#### The input ####
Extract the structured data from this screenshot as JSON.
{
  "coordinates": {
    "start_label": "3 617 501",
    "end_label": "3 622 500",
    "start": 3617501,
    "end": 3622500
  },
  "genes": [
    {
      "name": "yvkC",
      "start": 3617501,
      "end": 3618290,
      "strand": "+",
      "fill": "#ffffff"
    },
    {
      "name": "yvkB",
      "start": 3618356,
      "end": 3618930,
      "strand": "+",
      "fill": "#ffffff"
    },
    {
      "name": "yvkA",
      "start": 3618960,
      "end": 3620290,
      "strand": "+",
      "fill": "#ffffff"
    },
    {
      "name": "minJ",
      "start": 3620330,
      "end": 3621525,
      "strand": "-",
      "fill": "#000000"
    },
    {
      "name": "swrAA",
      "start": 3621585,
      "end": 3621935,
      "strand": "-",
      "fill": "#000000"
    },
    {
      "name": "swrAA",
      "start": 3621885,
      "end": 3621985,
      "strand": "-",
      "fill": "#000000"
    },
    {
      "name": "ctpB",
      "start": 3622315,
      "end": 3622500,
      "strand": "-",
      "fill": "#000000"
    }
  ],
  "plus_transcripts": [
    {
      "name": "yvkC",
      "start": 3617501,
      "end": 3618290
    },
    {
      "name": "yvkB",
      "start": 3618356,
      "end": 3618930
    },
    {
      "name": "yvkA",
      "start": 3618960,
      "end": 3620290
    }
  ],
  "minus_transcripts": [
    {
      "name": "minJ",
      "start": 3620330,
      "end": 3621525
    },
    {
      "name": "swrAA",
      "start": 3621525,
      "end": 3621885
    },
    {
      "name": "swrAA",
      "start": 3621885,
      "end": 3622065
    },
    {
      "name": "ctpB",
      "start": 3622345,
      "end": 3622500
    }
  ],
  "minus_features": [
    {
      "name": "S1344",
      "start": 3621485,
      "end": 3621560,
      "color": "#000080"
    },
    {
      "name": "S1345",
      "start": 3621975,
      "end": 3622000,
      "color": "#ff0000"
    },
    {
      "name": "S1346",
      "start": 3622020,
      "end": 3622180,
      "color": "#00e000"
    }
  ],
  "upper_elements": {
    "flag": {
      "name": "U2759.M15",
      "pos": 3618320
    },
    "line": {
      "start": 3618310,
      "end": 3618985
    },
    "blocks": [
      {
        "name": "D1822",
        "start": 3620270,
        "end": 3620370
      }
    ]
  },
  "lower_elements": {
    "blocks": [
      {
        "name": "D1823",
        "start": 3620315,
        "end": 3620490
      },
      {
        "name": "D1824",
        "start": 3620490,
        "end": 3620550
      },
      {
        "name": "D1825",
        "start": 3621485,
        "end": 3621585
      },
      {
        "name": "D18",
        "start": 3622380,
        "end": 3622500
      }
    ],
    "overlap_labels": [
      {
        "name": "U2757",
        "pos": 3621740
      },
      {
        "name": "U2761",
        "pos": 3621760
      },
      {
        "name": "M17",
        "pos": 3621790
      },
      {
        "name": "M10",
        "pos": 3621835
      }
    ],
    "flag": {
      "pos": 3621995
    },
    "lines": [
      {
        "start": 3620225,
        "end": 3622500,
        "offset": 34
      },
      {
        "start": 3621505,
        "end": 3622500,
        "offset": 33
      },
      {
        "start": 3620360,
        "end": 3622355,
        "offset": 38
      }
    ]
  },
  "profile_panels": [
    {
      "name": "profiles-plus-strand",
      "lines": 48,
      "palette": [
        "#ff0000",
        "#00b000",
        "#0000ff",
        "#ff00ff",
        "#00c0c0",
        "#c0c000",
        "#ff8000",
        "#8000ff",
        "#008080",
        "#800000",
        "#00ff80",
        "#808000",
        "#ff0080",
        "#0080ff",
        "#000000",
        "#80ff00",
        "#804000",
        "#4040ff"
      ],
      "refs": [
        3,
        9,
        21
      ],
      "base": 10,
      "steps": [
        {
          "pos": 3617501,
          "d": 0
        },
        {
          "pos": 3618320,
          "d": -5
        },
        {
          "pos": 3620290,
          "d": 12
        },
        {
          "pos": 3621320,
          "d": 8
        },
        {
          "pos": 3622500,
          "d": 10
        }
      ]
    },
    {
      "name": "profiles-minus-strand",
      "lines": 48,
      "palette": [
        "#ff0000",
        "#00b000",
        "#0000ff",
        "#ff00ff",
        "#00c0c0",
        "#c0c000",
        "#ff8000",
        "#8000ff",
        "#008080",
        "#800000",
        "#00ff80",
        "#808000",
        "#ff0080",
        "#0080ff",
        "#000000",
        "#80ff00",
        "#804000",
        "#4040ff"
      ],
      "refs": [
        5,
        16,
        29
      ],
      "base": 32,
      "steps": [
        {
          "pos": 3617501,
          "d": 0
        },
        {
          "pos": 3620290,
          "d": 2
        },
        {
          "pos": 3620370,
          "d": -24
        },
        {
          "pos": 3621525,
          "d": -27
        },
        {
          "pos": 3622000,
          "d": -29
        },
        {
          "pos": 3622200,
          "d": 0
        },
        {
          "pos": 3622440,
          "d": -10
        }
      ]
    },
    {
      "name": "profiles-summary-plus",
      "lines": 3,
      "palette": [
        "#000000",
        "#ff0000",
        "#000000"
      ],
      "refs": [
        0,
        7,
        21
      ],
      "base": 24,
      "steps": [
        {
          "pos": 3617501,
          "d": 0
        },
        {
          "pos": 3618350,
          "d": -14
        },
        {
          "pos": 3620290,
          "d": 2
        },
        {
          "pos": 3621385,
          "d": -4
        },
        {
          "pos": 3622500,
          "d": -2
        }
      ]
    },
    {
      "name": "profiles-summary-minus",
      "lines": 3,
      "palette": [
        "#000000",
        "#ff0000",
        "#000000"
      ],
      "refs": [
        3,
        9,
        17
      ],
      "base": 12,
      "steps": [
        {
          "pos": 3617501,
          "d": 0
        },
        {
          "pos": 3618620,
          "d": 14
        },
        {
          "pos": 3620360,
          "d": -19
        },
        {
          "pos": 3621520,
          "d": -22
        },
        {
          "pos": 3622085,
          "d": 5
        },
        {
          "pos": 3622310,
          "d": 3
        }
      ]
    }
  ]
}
####
What to work on
Your answer should consist of every record, restated exactly.

Your solution
Extract the structured data from this screenshot as JSON.
{
  "coordinates": {
    "start_label": "3 617 501",
    "end_label": "3 622 500",
    "start": 3617501,
    "end": 3622500
  },
  "genes": [
    {
      "name": "yvkC",
      "start": 3617501,
      "end": 3618290,
      "strand": "+",
      "fill": "#ffffff"
    },
    {
      "name": "yvkB",
      "start": 3618356,
      "end": 3618930,
      "strand": "+",
      "fill": "#ffffff"
    },
    {
      "name": "yvkA",
      "start": 3618960,
      "end": 3620290,
      "strand": "+",
      "fill": "#ffffff"
    },
    {
      "name": "minJ",
      "start": 3620330,
      "end": 3621525,
      "strand": "-",
      "fill": "#000000"
    },
    {
      "name": "swrAA",
      "start": 3621585,
      "end": 3621935,
      "strand": "-",
      "fill": "#000000"
    },
    {
      "name": "swrAA",
      "start": 3621885,
      "end": 3621985,
      "strand": "-",
      "fill": "#000000"
    },
    {
      "name": "ctpB",
      "start": 3622315,
      "end": 3622500,
      "strand": "-",
      "fill": "#000000"
    }
  ],
  "plus_transcripts": [
    {
      "name": "yvkC",
      "start": 3617501,
      "end": 3618290
    },
    {
      "name": "yvkB",
      "start": 3618356,
      "end": 3618930
    },
    {
      "name": "yvkA",
      "start": 3618960,
      "end": 3620290
    }
  ],
  "minus_transcripts": [
    {
      "name": "minJ",
      "start": 3620330,
      "end": 3621525
    },
    {
      "name": "swrAA",
      "start": 3621525,
      "end": 3621885
    },
    {
      "name": "swrAA",
      "start": 3621885,
      "end": 3622065
    },
    {
      "name": "ctpB",
      "start": 3622345,
      "end": 3622500
    }
  ],
  "minus_features": [
    {
      "name": "S1344",
      "start": 3621485,
      "end": 3621560,
      "color": "#000080"
    },
    {
      "name": "S1345",
      "start": 3621975,
      "end": 3622000,
      "color": "#ff0000"
    },
    {
      "name": "S1346",
      "start": 3622020,
      "end": 3622180,
      "color": "#00e000"
    }
  ],
  "upper_elements": {
    "flag": {
      "name": "U2759.M15",
      "pos": 3618320
    },
    "line": {
      "start": 3618310,
      "end": 3618985
    },
    "blocks": [
      {
        "name": "D1822",
        "start": 3620270,
        "end": 3620370
      }
    ]
  },
  "lower_elements": {
    "blocks": [
      {
        "name": "D1823",
        "start": 3620315,
        "end": 3620490
      },
      {
        "name": "D1824",
        "start": 3620490,
        "end": 3620550
      },
      {
        "name": "D1825",
        "start": 3621485,
        "end": 3621585
      },
      {
        "name": "D18",
        "start": 3622380,
        "end": 3622500
      }
    ],
    "overlap_labels": [
      {
        "name": "U2757",
        "pos": 3621740
      },
      {
        "name": "U2761",
        "pos": 3621760
      },
      {
        "name": "M17",
        "pos": 3621790
      },
      {
        "name": "M10",
        "pos": 3621835
      }
    ],
    "flag": {
      "pos": 3621995
    },
    "lines": [
      {
        "start": 3620225,
        "end": 3622500,
        "offset": 34
      },
      {
        "start": 3621505,
        "end": 3622500,
        "offset": 33
      },
      {
        "start": 3620360,
        "end": 3622355,
        "offset": 38
      }
    ]
  },
  "profile_panels": [
    {
      "name": "profiles-plus-strand",
      "lines": 48,
      "palette": [
        "#ff0000",
        "#00b000",
        "#0000ff",
        "#ff00ff",
        "#00c0c0",
        "#c0c000",
        "#ff8000",
        "#8000ff",
        "#008080",
        "#800000",
        "#00ff80",
        "#808000",
        "#ff0080",
        "#0080ff",
        "#000000",
        "#80ff00",
        "#804000",
        "#4040ff"
      ],
      "refs": [
        3,
        9,
        21
      ],
      "base": 10,
      "steps": [
        {
          "pos": 3617501,
          "d": 0
        },
        {
          "pos": 3618320,
          "d": -5
        },
        {
          "pos": 3620290,
          "d": 12
        },
        {
          "pos": 3621320,
          "d": 8
        },
        {
          "pos": 3622500,
          "d": 10
        }
      ]
    },
    {
      "name": "profiles-minus-strand",
      "lines": 48,
      "palette": [
        "#ff0000",
        "#00b000",
        "#0000ff",
        "#ff00ff",
        "#00c0c0",
        "#c0c000",
        "#ff8000",
        "#8000ff",
        "#008080",
        "#800000",
        "#00ff80",
        "#808000",
        "#ff0080",
        "#0080ff",
        "#000000",
        "#80ff00",
        "#804000",
        "#4040ff"
      ],
      "refs": [
        5,
        16,
        29
      ],
      "base": 32,
      "steps": [
        {
          "pos": 3617501,
          "d": 0
        },
        {
          "pos": 3620290,
          "d": 2
        },
        {
          "pos": 3620370,
          "d": -24
        },
        {
          "pos": 3621525,
          "d": -27
        },
        {
          "pos": 3622000,
          "d": -29
        },
        {
          "pos": 3622200,
          "d": 0
        },
        {
          "pos": 3622440,
          "d": -10
        }
      ]
    },
    {
      "name": "profiles-summary-plus",
      "lines": 3,
      "palette": [
        "#000000",
        "#ff0000",
        "#000000"
      ],
      "refs": [
        0,
        7,
        21
      ],
      "base": 24,
      "steps": [
        {
          "pos": 3617501,
          "d": 0
        },
        {
          "pos": 3618350,
          "d": -14
        },
        {
          "pos": 3620290,
          "d": 2
        },
        {
          "pos": 3621385,
          "d": -4
        },
        {
          "pos": 3622500,
          "d": -2
        }
      ]
    },
    {
      "name": "profiles-summary-minus",
      "lines": 3,
      "palette": [
        "#000000",
        "#ff0000",
        "#000000"
      ],
      "refs": [
        3,
        9,
        17
      ],
      "base": 12,
      "steps": [
        {
          "pos": 3617501,
          "d": 0
        },
        {
          "pos": 3618620,
          "d": 14
        },
        {
          "pos": 3620360,
          "d": -19
        },
        {
          "pos": 3621520,
          "d": -22
        },
        {
          "pos": 3622085,
          "d": 5
        },
        {
          "pos": 3622310,
          "d": 3
        }
      ]
    }
  ]
}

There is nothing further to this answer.